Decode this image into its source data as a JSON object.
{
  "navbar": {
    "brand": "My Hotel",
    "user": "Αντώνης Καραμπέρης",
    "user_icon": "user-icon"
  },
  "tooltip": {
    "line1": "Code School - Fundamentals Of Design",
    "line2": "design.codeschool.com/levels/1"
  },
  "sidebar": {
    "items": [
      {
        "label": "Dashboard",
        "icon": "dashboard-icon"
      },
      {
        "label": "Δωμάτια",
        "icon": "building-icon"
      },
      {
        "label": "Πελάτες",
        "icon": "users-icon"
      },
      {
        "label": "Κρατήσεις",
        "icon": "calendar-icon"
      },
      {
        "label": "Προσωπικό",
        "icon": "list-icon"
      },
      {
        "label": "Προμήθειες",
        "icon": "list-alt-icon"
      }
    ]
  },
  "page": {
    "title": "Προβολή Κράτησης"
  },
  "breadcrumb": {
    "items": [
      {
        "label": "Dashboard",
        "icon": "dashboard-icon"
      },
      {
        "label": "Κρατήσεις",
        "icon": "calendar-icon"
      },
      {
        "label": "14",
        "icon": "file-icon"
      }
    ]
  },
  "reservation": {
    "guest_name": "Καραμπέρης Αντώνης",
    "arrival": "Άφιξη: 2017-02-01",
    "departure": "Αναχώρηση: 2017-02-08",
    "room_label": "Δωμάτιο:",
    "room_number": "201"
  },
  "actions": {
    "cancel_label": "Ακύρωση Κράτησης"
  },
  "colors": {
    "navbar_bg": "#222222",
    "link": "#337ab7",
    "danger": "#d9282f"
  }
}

******

Repeat the data exactly. Leave nothing out.

Decode this image into its source data as a JSON object.
{
  "navbar": {
    "brand": "My Hotel",
    "user": "Αντώνης Καραμπέρης",
    "user_icon": "user-icon"
  },
  "tooltip": {
    "line1": "Code School - Fundamentals Of Design",
    "line2": "design.codeschool.com/levels/1"
  },
  "sidebar": {
    "items": [
      {
        "label": "Dashboard",
        "icon": "dashboard-icon"
      },
      {
        "label": "Δωμάτια",
        "icon": "building-icon"
      },
      {
        "label": "Πελάτες",
        "icon": "users-icon"
      },
      {
        "label": "Κρατήσεις",
        "icon": "calendar-icon"
      },
      {
        "label": "Προσωπικό",
        "icon": "list-icon"
      },
      {
        "label": "Προμήθειες",
        "icon": "list-alt-icon"
      }
    ]
  },
  "page": {
    "title": "Προβολή Κράτησης"
  },
  "breadcrumb": {
    "items": [
      {
        "label": "Dashboard",
        "icon": "dashboard-icon"
      },
      {
        "label": "Κρατήσεις",
        "icon": "calendar-icon"
      },
      {
        "label": "14",
        "icon": "file-icon"
      }
    ]
  },
  "reservation": {
    "guest_name": "Καραμπέρης Αντώνης",
    "arrival": "Άφιξη: 2017-02-01",
    "departure": "Αναχώρηση: 2017-02-08",
    "room_label": "Δωμάτιο:",
    "room_number": "201"
  },
  "actions": {
    "cancel_label": "Ακύρωση Κράτησης"
  },
  "colors": {
    "navbar_bg": "#222222",
    "link": "#337ab7",
    "danger": "#d9282f"
  }
}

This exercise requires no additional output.